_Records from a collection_
____________
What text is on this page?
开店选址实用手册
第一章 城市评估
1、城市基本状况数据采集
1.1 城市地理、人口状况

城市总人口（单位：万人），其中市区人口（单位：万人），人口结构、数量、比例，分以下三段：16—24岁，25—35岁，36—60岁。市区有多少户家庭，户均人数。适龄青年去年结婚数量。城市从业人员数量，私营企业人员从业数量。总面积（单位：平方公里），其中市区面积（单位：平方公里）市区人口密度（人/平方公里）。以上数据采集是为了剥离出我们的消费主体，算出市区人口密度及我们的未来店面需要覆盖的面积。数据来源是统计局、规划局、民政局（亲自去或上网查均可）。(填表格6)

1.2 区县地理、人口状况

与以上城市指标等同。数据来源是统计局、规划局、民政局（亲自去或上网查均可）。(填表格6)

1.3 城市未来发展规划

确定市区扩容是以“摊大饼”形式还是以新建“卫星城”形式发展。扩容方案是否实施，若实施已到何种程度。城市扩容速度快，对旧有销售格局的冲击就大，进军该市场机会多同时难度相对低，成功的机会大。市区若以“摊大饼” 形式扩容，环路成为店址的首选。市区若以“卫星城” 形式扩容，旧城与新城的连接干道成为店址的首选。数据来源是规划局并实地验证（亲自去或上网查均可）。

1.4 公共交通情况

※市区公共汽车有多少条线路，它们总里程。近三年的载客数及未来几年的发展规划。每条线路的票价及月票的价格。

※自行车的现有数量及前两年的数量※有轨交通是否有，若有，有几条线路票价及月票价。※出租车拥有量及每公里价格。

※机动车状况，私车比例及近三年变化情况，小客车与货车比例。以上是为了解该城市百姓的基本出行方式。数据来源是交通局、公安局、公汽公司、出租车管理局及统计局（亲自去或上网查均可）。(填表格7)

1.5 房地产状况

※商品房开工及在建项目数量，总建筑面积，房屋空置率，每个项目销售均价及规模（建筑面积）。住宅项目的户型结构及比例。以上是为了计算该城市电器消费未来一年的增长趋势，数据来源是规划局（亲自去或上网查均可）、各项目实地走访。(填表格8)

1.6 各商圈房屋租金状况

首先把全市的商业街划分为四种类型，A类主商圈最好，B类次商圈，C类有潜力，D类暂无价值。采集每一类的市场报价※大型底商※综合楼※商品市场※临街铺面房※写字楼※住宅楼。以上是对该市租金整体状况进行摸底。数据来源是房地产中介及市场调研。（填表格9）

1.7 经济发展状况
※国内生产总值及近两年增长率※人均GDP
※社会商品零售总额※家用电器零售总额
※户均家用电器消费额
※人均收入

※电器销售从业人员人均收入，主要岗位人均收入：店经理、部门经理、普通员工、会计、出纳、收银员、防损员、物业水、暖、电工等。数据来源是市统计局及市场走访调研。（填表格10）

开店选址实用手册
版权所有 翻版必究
____________
_Aim_
Going through the entries above line by line, work out how many lines include the word "数据来源是统计局". Only the number is required.

_Output for this task_
2